Begin

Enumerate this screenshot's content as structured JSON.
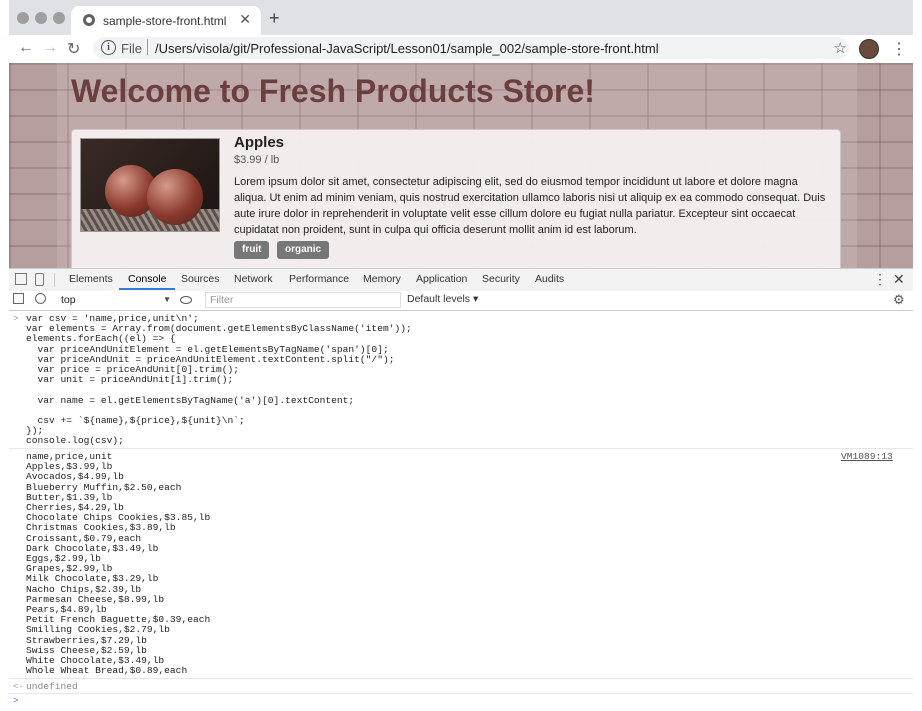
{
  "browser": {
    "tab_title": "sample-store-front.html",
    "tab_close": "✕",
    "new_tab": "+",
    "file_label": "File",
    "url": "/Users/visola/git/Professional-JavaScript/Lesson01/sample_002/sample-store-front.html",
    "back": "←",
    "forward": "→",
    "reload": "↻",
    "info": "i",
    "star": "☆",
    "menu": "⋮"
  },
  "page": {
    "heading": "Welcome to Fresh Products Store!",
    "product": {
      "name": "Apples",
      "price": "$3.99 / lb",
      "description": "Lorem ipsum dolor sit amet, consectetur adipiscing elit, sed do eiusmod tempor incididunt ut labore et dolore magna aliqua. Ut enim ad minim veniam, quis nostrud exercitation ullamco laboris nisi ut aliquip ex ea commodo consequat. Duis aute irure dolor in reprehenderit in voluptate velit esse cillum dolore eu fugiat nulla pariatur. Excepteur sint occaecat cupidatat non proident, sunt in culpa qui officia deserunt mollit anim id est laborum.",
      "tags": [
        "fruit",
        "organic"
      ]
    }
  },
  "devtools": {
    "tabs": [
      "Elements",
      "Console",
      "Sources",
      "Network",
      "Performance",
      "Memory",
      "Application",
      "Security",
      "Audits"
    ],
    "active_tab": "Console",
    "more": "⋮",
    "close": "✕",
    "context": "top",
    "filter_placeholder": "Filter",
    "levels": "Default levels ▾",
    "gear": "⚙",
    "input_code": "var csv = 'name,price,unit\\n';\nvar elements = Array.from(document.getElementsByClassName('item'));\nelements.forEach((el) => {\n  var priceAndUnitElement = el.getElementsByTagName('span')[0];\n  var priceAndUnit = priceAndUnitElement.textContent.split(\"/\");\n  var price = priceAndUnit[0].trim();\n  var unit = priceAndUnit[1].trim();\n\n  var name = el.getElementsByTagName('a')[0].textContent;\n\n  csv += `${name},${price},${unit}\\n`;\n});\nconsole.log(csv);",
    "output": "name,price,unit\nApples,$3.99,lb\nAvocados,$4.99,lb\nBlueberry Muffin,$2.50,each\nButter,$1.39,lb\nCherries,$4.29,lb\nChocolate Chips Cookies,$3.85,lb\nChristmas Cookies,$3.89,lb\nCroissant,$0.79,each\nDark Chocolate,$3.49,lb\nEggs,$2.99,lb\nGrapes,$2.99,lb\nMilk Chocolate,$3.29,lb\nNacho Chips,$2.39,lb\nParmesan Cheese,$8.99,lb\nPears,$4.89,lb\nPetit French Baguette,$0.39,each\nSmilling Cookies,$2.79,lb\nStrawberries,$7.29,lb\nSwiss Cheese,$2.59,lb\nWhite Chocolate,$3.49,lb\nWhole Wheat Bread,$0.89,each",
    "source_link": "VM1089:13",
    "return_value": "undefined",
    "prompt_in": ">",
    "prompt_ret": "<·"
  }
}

End

What to work on →
Except for the pictures, print the data above exactly.

Response below →
Enumerate this screenshot's content as structured JSON.
{
  "browser": {
    "tab_title": "sample-store-front.html",
    "tab_close": "✕",
    "new_tab": "+",
    "file_label": "File",
    "url": "/Users/visola/git/Professional-JavaScript/Lesson01/sample_002/sample-store-front.html",
    "back": "←",
    "forward": "→",
    "reload": "↻",
    "info": "i",
    "star": "☆",
    "menu": "⋮"
  },
  "page": {
    "heading": "Welcome to Fresh Products Store!",
    "product": {
      "name": "Apples",
      "price": "$3.99 / lb",
      "description": "Lorem ipsum dolor sit amet, consectetur adipiscing elit, sed do eiusmod tempor incididunt ut labore et dolore magna aliqua. Ut enim ad minim veniam, quis nostrud exercitation ullamco laboris nisi ut aliquip ex ea commodo consequat. Duis aute irure dolor in reprehenderit in voluptate velit esse cillum dolore eu fugiat nulla pariatur. Excepteur sint occaecat cupidatat non proident, sunt in culpa qui officia deserunt mollit anim id est laborum.",
      "tags": [
        "fruit",
        "organic"
      ]
    }
  },
  "devtools": {
    "tabs": [
      "Elements",
      "Console",
      "Sources",
      "Network",
      "Performance",
      "Memory",
      "Application",
      "Security",
      "Audits"
    ],
    "active_tab": "Console",
    "more": "⋮",
    "close": "✕",
    "context": "top",
    "filter_placeholder": "Filter",
    "levels": "Default levels ▾",
    "gear": "⚙",
    "input_code": "var csv = 'name,price,unit\\n';\nvar elements = Array.from(document.getElementsByClassName('item'));\nelements.forEach((el) => {\n  var priceAndUnitElement = el.getElementsByTagName('span')[0];\n  var priceAndUnit = priceAndUnitElement.textContent.split(\"/\");\n  var price = priceAndUnit[0].trim();\n  var unit = priceAndUnit[1].trim();\n\n  var name = el.getElementsByTagName('a')[0].textContent;\n\n  csv += `${name},${price},${unit}\\n`;\n});\nconsole.log(csv);",
    "output": "name,price,unit\nApples,$3.99,lb\nAvocados,$4.99,lb\nBlueberry Muffin,$2.50,each\nButter,$1.39,lb\nCherries,$4.29,lb\nChocolate Chips Cookies,$3.85,lb\nChristmas Cookies,$3.89,lb\nCroissant,$0.79,each\nDark Chocolate,$3.49,lb\nEggs,$2.99,lb\nGrapes,$2.99,lb\nMilk Chocolate,$3.29,lb\nNacho Chips,$2.39,lb\nParmesan Cheese,$8.99,lb\nPears,$4.89,lb\nPetit French Baguette,$0.39,each\nSmilling Cookies,$2.79,lb\nStrawberries,$7.29,lb\nSwiss Cheese,$2.59,lb\nWhite Chocolate,$3.49,lb\nWhole Wheat Bread,$0.89,each",
    "source_link": "VM1089:13",
    "return_value": "undefined",
    "prompt_in": ">",
    "prompt_ret": "<·"
  }
}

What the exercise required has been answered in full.